Directions for this task
Copy whichever lines contain the string "time".

[Items from a dataset]
— BEGIN —

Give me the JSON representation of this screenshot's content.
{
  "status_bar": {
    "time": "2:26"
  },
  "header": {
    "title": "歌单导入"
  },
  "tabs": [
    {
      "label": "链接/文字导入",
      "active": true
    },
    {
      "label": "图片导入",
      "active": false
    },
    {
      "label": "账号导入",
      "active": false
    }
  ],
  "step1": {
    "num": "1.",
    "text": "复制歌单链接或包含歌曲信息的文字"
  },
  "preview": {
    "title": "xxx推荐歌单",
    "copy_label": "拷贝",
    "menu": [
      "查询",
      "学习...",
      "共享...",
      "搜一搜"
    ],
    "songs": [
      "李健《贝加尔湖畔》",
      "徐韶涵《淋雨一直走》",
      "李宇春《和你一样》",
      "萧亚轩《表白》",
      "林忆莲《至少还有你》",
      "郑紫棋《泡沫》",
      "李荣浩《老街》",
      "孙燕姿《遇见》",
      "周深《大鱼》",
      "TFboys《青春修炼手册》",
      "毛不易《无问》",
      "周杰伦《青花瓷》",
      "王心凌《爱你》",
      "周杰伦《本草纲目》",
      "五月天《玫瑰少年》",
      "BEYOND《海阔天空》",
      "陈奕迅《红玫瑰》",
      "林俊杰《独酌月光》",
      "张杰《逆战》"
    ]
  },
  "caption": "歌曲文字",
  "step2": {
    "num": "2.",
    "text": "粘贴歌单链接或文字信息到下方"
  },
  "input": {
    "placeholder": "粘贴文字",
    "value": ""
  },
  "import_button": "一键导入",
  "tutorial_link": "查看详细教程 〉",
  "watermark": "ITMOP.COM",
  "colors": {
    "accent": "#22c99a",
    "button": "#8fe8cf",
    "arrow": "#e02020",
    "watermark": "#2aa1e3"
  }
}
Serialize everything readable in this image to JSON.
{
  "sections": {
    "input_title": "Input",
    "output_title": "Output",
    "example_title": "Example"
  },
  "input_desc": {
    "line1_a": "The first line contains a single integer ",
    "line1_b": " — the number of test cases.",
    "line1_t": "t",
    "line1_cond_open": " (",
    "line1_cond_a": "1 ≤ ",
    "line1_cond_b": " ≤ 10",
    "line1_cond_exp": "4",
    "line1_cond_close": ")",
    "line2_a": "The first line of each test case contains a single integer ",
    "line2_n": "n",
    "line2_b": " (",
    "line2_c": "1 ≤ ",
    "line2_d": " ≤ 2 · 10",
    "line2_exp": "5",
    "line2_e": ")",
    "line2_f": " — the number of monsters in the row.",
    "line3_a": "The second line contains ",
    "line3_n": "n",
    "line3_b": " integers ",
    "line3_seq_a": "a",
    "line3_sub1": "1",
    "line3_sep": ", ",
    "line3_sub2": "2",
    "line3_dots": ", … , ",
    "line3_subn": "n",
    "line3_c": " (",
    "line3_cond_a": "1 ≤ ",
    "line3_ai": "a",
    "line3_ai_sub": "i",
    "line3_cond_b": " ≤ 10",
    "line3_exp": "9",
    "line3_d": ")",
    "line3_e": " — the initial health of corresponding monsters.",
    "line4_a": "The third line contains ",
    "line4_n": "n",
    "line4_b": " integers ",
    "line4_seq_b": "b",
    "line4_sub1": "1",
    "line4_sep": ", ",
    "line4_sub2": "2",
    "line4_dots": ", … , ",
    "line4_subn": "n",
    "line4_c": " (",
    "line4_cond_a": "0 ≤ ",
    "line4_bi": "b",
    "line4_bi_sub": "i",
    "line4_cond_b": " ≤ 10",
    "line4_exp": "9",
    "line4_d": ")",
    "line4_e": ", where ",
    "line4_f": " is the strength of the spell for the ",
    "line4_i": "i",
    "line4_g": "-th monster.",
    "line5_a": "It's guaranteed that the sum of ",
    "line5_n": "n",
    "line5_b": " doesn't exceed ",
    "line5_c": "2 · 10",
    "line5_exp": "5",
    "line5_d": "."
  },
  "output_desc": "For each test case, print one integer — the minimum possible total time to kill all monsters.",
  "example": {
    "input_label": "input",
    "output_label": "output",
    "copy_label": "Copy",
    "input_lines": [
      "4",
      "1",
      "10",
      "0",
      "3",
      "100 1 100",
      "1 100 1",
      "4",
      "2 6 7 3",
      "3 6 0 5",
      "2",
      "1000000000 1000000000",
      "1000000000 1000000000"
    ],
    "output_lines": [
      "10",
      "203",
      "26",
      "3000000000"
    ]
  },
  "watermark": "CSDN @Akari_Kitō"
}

— END —

Correct answer
    "time": "2:26"
  "output_desc": "For each test case, print one integer — the minimum possible total time to kill all monsters.",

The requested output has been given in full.